Aim of the exercise: Which lines below hold the word "hazardous"? Report each one.

Extracted data:
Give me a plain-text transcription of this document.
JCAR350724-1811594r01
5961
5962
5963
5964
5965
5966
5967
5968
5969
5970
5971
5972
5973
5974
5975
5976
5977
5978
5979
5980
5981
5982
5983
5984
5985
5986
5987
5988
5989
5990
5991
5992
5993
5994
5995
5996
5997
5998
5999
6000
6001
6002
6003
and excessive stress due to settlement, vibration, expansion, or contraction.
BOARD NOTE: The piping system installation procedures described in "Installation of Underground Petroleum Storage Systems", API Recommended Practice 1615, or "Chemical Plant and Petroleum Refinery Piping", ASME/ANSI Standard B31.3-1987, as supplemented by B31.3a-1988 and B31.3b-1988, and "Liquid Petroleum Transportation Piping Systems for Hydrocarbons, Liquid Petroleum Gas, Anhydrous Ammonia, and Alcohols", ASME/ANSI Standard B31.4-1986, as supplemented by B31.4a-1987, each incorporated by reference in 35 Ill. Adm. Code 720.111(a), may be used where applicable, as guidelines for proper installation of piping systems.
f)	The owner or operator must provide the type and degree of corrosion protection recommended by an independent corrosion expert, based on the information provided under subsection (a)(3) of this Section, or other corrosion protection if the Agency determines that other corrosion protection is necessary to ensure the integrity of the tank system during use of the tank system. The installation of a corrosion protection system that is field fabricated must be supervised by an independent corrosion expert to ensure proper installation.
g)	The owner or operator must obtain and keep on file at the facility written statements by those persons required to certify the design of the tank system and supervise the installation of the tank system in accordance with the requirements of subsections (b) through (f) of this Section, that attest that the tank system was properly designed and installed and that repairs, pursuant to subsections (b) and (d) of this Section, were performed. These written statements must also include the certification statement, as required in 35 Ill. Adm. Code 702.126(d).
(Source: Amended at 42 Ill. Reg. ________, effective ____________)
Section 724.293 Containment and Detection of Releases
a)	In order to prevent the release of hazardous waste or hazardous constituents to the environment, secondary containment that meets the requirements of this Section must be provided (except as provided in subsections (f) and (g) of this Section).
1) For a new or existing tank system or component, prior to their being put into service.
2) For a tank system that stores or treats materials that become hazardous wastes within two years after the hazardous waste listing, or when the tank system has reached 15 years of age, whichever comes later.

The output:
a)	In order to prevent the release of hazardous waste or hazardous constituents to the environment, secondary containment that meets the requirements of this Section must be provided (except as provided in subsections (f) and (g) of this Section).
2) For a tank system that stores or treats materials that become hazardous wastes within two years after the hazardous waste listing, or when the tank system has reached 15 years of age, whichever comes later.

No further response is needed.